— START OF Record excerpts —

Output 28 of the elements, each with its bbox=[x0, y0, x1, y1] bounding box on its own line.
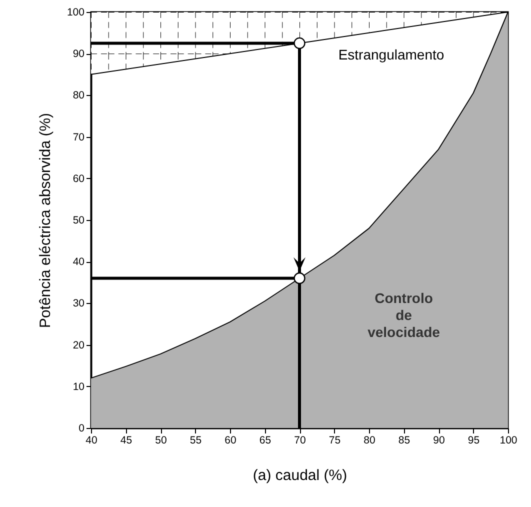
y-tick-label: 90 bbox=[72, 48, 85, 60]
x-tick-label: 40 bbox=[86, 434, 98, 446]
y-tick-label: 0 bbox=[78, 422, 85, 434]
y-tick-label: 40 bbox=[72, 256, 85, 268]
x-tick-label: 90 bbox=[433, 434, 445, 446]
x-tick-label: 70 bbox=[294, 434, 306, 446]
y-tick-label: 20 bbox=[72, 339, 85, 352]
series-label: Estrangulamento bbox=[338, 46, 444, 63]
y-tick-label: 50 bbox=[72, 214, 85, 226]
y-tick-label: 30 bbox=[72, 298, 85, 310]
x-tick-label: 50 bbox=[155, 434, 167, 446]
x-tick-label: 80 bbox=[364, 434, 376, 446]
series-label: Controlo de velocidade bbox=[368, 290, 440, 340]
y-tick-label: 80 bbox=[72, 90, 85, 102]
x-tick-label: 60 bbox=[224, 434, 236, 446]
x-tick-label: 55 bbox=[190, 434, 202, 446]
x-tick-label: 100 bbox=[500, 434, 518, 446]
x-tick-label: 95 bbox=[468, 434, 480, 446]
y-tick-label: 70 bbox=[72, 131, 85, 144]
y-tick-label: 10 bbox=[72, 380, 85, 393]
x-tick-label: 85 bbox=[398, 434, 410, 446]
y-axis-title: Potência eléctrica absorvida (%) bbox=[36, 112, 54, 328]
y-tick-label: 60 bbox=[72, 172, 85, 185]
x-tick-label: 45 bbox=[120, 434, 132, 446]
x-axis-title: (a) caudal (%) bbox=[252, 467, 348, 484]
y-tick-label: 100 bbox=[66, 6, 85, 18]
x-tick-label: 65 bbox=[259, 434, 272, 446]
x-tick-label: 75 bbox=[328, 434, 341, 446]
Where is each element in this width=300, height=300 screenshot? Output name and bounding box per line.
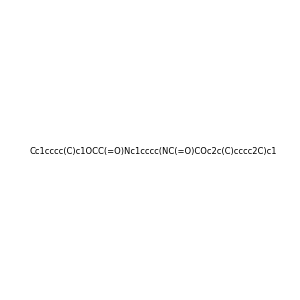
Text: Cc1cccc(C)c1OCC(=O)Nc1cccc(NC(=O)COc2c(C)cccc2C)c1: Cc1cccc(C)c1OCC(=O)Nc1cccc(NC(=O)COc2c(C… — [30, 147, 278, 156]
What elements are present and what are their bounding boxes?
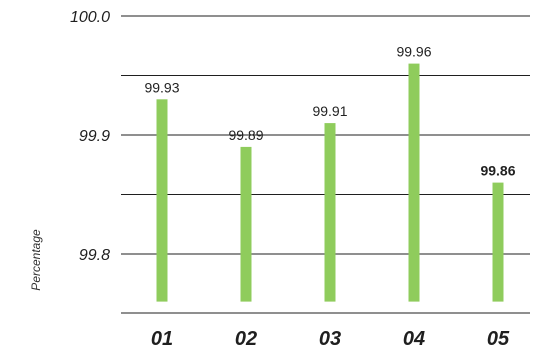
y-tick-label-1: 99.9 bbox=[79, 128, 110, 145]
bar-05 bbox=[492, 182, 504, 302]
x-tick-label-05: 05 bbox=[487, 328, 510, 350]
y-axis-title: Percentage bbox=[29, 229, 43, 291]
y-tick-label-2: 99.8 bbox=[79, 247, 110, 264]
bars bbox=[156, 63, 504, 302]
data-label-02: 99.89 bbox=[228, 127, 263, 143]
x-tick-label-04: 04 bbox=[403, 328, 425, 350]
bar-01 bbox=[156, 99, 168, 302]
x-axis-ticks: 01 02 03 04 05 bbox=[151, 328, 510, 350]
y-axis-ticks: 100.0 99.9 99.8 bbox=[70, 9, 110, 264]
x-tick-label-02: 02 bbox=[235, 328, 257, 350]
data-label-05: 99.86 bbox=[480, 163, 515, 179]
data-labels: 99.93 99.89 99.91 99.96 99.86 bbox=[144, 44, 515, 179]
y-tick-label-0: 100.0 bbox=[70, 9, 110, 26]
bar-02 bbox=[240, 146, 252, 302]
data-label-01: 99.93 bbox=[144, 79, 179, 95]
x-tick-label-03: 03 bbox=[319, 328, 341, 350]
x-tick-label-01: 01 bbox=[151, 328, 173, 350]
bar-04 bbox=[408, 63, 420, 302]
data-label-03: 99.91 bbox=[312, 103, 347, 119]
data-label-04: 99.96 bbox=[396, 44, 431, 60]
bar-03 bbox=[324, 123, 336, 302]
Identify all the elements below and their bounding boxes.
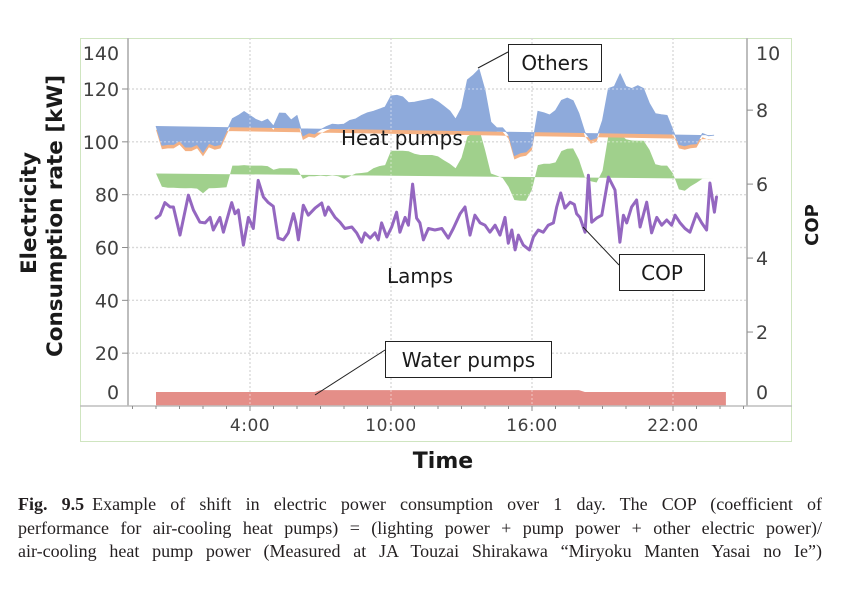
y-tick-label: 60 (95, 238, 119, 260)
y2-axis-title: COP (802, 204, 823, 246)
heat-pumps-label: Heat pumps (341, 126, 463, 150)
water-pumps-label: Water pumps (402, 348, 535, 372)
x-tick-label: 22:00 (647, 416, 699, 436)
y-axis-title-line2: Consumption rate [kW] (43, 75, 68, 357)
y-tick-label: 140 (83, 43, 119, 65)
y-tick-label: 100 (83, 132, 119, 154)
lamps-label: Lamps (387, 264, 453, 288)
figure-label: Fig. 9.5 (18, 494, 85, 514)
annotation-cop: COP (582, 226, 705, 291)
y-tick-label: 120 (83, 79, 119, 101)
figure-caption: Fig. 9.5 Example of shift in electric pow… (18, 493, 822, 564)
cop-line (154, 173, 718, 252)
area-water-pumps (156, 390, 726, 406)
annotation-others: Others (477, 44, 602, 82)
tick-labels: 0 20 40 60 80 100 120 140 0 2 4 6 8 10 4:00 10:00 16:00 2… (83, 43, 780, 436)
y2-tick-label: 0 (756, 382, 768, 404)
x-tick-label: 4:00 (230, 416, 270, 436)
x-tick-label: 10:00 (365, 416, 417, 436)
y-tick-label: 0 (107, 382, 119, 404)
chart-frame (80, 38, 792, 442)
tick-marks (122, 88, 754, 411)
y2-tick-label: 6 (756, 174, 768, 196)
stacked-areas (155, 68, 726, 406)
x-axis-title: Time (413, 449, 473, 474)
cop-series (154, 173, 718, 252)
cop-leader-line (582, 226, 620, 266)
caption-line-2: performance for air-cooling heat pumps) … (18, 517, 822, 538)
y2-tick-label: 4 (756, 248, 768, 270)
chart: 0 20 40 60 80 100 120 140 0 2 4 6 8 10 4:00 10:00 16:00 2… (17, 38, 823, 474)
area-others (155, 68, 715, 156)
y2-tick-label: 2 (756, 322, 768, 344)
x-tick-label: 16:00 (506, 416, 558, 436)
y2-tick-label: 8 (756, 100, 768, 122)
y2-tick-label: 10 (756, 43, 780, 65)
area-lamps (156, 128, 715, 201)
y-tick-label: 20 (95, 343, 119, 365)
caption-line-3: air-cooling heat pump power (Measured at… (18, 541, 822, 561)
y-tick-label: 40 (95, 290, 119, 312)
others-leader-line (477, 51, 509, 69)
others-label: Others (521, 51, 588, 75)
y-axis-title-line1: Electricity (17, 152, 42, 274)
annotation-lamps: Lamps (387, 264, 453, 288)
annotation-water-pumps: Water pumps (314, 341, 552, 396)
water-pumps-label-box (385, 341, 552, 378)
others-label-box (508, 44, 602, 82)
caption-text-1: Example of shift in electric power consu… (92, 494, 823, 514)
water-pumps-leader-line (314, 349, 386, 396)
annotation-heat-pumps: Heat pumps (341, 126, 463, 150)
y-tick-label: 80 (95, 185, 119, 207)
cop-label-box (619, 254, 705, 291)
cop-label: COP (641, 261, 683, 285)
caption-line-1: Fig. 9.5 Example of shift in electric pow… (18, 493, 822, 517)
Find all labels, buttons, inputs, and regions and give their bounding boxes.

— END OF Record excerpts —

__What needs to be done__: Please copy out all the rows above word for word, leaving out the pictures.

__Result of this task__:
Output 28 of the elements, each with its bbox=[x0, y0, x1, y1] bounding box on its own line.
y-tick-label: 90 bbox=[72, 48, 85, 60]
x-tick-label: 40 bbox=[86, 434, 98, 446]
y-tick-label: 0 bbox=[78, 422, 85, 434]
y-tick-label: 40 bbox=[72, 256, 85, 268]
x-tick-label: 90 bbox=[433, 434, 445, 446]
x-tick-label: 70 bbox=[294, 434, 306, 446]
y-tick-label: 20 bbox=[72, 339, 85, 352]
series-label: Estrangulamento bbox=[338, 46, 444, 63]
y-tick-label: 50 bbox=[72, 214, 85, 226]
y-tick-label: 30 bbox=[72, 298, 85, 310]
x-tick-label: 50 bbox=[155, 434, 167, 446]
x-tick-label: 80 bbox=[364, 434, 376, 446]
series-label: Controlo de velocidade bbox=[368, 290, 440, 340]
y-tick-label: 80 bbox=[72, 90, 85, 102]
x-tick-label: 60 bbox=[224, 434, 236, 446]
x-tick-label: 55 bbox=[190, 434, 202, 446]
x-tick-label: 100 bbox=[500, 434, 518, 446]
x-tick-label: 95 bbox=[468, 434, 480, 446]
y-tick-label: 70 bbox=[72, 131, 85, 144]
y-tick-label: 10 bbox=[72, 380, 85, 393]
x-tick-label: 85 bbox=[398, 434, 410, 446]
y-axis-title: Potência eléctrica absorvida (%) bbox=[36, 112, 54, 328]
y-tick-label: 60 bbox=[72, 172, 85, 185]
x-tick-label: 45 bbox=[120, 434, 132, 446]
x-axis-title: (a) caudal (%) bbox=[252, 467, 348, 484]
y-tick-label: 100 bbox=[66, 6, 85, 18]
x-tick-label: 65 bbox=[259, 434, 272, 446]
x-tick-label: 75 bbox=[328, 434, 341, 446]
Where is each element in this width=300, height=300 screenshot? Output name and bounding box per line.
Text: Cc1cccc(C)c1OCC(=O)Nc1cccc(NC(=O)COc2c(C)cccc2C)c1: Cc1cccc(C)c1OCC(=O)Nc1cccc(NC(=O)COc2c(C… — [30, 147, 278, 156]
What elements are present and what are their bounding boxes?
y-tick-label-1: 99.9 bbox=[79, 128, 110, 145]
bar-05 bbox=[492, 182, 504, 302]
x-tick-label-05: 05 bbox=[487, 328, 510, 350]
y-axis-title: Percentage bbox=[29, 229, 43, 291]
y-tick-label-2: 99.8 bbox=[79, 247, 110, 264]
bars bbox=[156, 63, 504, 302]
data-label-02: 99.89 bbox=[228, 127, 263, 143]
x-tick-label-04: 04 bbox=[403, 328, 425, 350]
bar-01 bbox=[156, 99, 168, 302]
x-axis-ticks: 01 02 03 04 05 bbox=[151, 328, 510, 350]
y-axis-ticks: 100.0 99.9 99.8 bbox=[70, 9, 110, 264]
x-tick-label-02: 02 bbox=[235, 328, 257, 350]
data-label-05: 99.86 bbox=[480, 163, 515, 179]
data-labels: 99.93 99.89 99.91 99.96 99.86 bbox=[144, 44, 515, 179]
y-tick-label-0: 100.0 bbox=[70, 9, 110, 26]
bar-02 bbox=[240, 146, 252, 302]
data-label-01: 99.93 bbox=[144, 79, 179, 95]
x-tick-label-03: 03 bbox=[319, 328, 341, 350]
x-tick-label-01: 01 bbox=[151, 328, 173, 350]
bar-04 bbox=[408, 63, 420, 302]
data-label-03: 99.91 bbox=[312, 103, 347, 119]
data-label-04: 99.96 bbox=[396, 44, 431, 60]
bar-03 bbox=[324, 123, 336, 302]
Identify all the elements below and their bounding boxes.
y-tick-label: 60 (95, 238, 119, 260)
y2-axis-title: COP (802, 204, 823, 246)
heat-pumps-label: Heat pumps (341, 126, 463, 150)
water-pumps-label: Water pumps (402, 348, 535, 372)
x-tick-label: 22:00 (647, 416, 699, 436)
y-axis-title-line2: Consumption rate [kW] (43, 75, 68, 357)
y-tick-label: 140 (83, 43, 119, 65)
y-tick-label: 100 (83, 132, 119, 154)
lamps-label: Lamps (387, 264, 453, 288)
figure-label: Fig. 9.5 (18, 494, 85, 514)
annotation-cop: COP (582, 226, 705, 291)
y-tick-label: 120 (83, 79, 119, 101)
figure-caption: Fig. 9.5 Example of shift in electric pow… (18, 493, 822, 564)
cop-line (154, 173, 718, 252)
area-water-pumps (156, 390, 726, 406)
annotation-others: Others (477, 44, 602, 82)
tick-labels: 0 20 40 60 80 100 120 140 0 2 4 6 8 10 4:00 10:00 16:00 2… (83, 43, 780, 436)
y2-tick-label: 0 (756, 382, 768, 404)
x-tick-label: 4:00 (230, 416, 270, 436)
x-tick-label: 10:00 (365, 416, 417, 436)
y-tick-label: 0 (107, 382, 119, 404)
chart-frame (80, 38, 792, 442)
tick-marks (122, 88, 754, 411)
y2-tick-label: 6 (756, 174, 768, 196)
stacked-areas (155, 68, 726, 406)
x-axis-title: Time (413, 449, 473, 474)
cop-series (154, 173, 718, 252)
cop-leader-line (582, 226, 620, 266)
caption-line-2: performance for air-cooling heat pumps) … (18, 517, 822, 538)
y2-tick-label: 4 (756, 248, 768, 270)
chart: 0 20 40 60 80 100 120 140 0 2 4 6 8 10 4:00 10:00 16:00 2… (17, 38, 823, 474)
area-others (155, 68, 715, 156)
y2-tick-label: 2 (756, 322, 768, 344)
x-tick-label: 16:00 (506, 416, 558, 436)
y2-tick-label: 8 (756, 100, 768, 122)
y2-tick-label: 10 (756, 43, 780, 65)
area-lamps (156, 128, 715, 201)
y-tick-label: 20 (95, 343, 119, 365)
caption-line-3: air-cooling heat pump power (Measured at… (18, 541, 822, 561)
y-tick-label: 40 (95, 290, 119, 312)
others-leader-line (477, 51, 509, 69)
others-label: Others (521, 51, 588, 75)
y-axis-title-line1: Electricity (17, 152, 42, 274)
annotation-lamps: Lamps (387, 264, 453, 288)
annotation-water-pumps: Water pumps (314, 341, 552, 396)
water-pumps-label-box (385, 341, 552, 378)
others-label-box (508, 44, 602, 82)
caption-text-1: Example of shift in electric power consu… (92, 494, 823, 514)
water-pumps-leader-line (314, 349, 386, 396)
annotation-heat-pumps: Heat pumps (341, 126, 463, 150)
y-tick-label: 80 (95, 185, 119, 207)
cop-label-box (619, 254, 705, 291)
cop-label: COP (641, 261, 683, 285)
caption-line-1: Fig. 9.5 Example of shift in electric pow… (18, 493, 822, 517)
Find all labels, buttons, inputs, and regions and give their bounding boxes.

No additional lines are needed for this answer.